- Work instructions:
The entries are to be returned exactly, with images left out.

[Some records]

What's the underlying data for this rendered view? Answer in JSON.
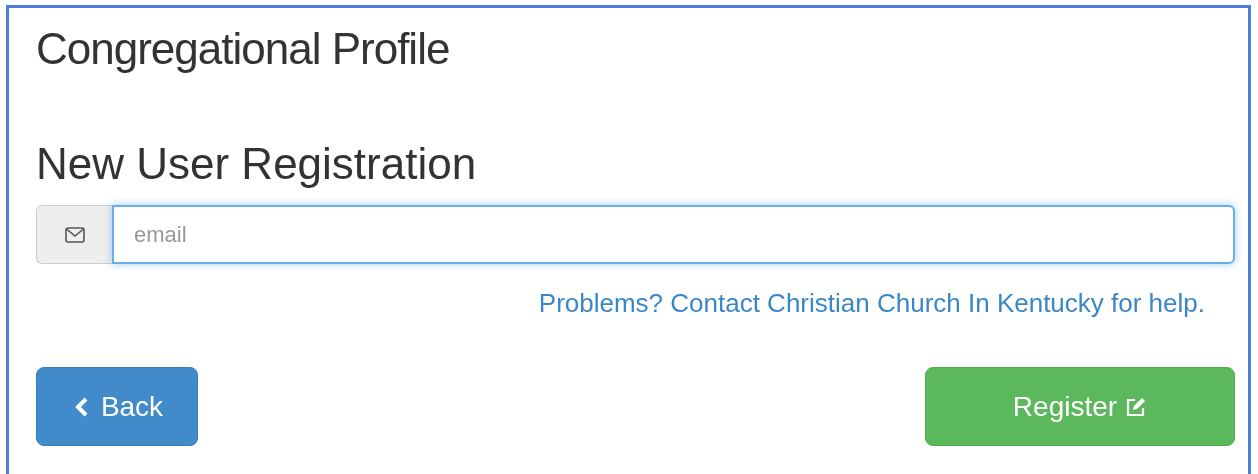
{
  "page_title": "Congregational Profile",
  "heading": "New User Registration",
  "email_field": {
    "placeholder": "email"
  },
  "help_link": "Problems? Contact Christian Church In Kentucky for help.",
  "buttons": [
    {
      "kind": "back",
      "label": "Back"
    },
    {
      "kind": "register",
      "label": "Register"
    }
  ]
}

- Task output:
What's the underlying data for this rendered view? Answer in JSON.
{
  "page_title": "Congregational Profile",
  "heading": "New User Registration",
  "email_field": {
    "placeholder": "email"
  },
  "help_link": "Problems? Contact Christian Church In Kentucky for help.",
  "buttons": [
    {
      "kind": "back",
      "label": "Back"
    },
    {
      "kind": "register",
      "label": "Register"
    }
  ]
}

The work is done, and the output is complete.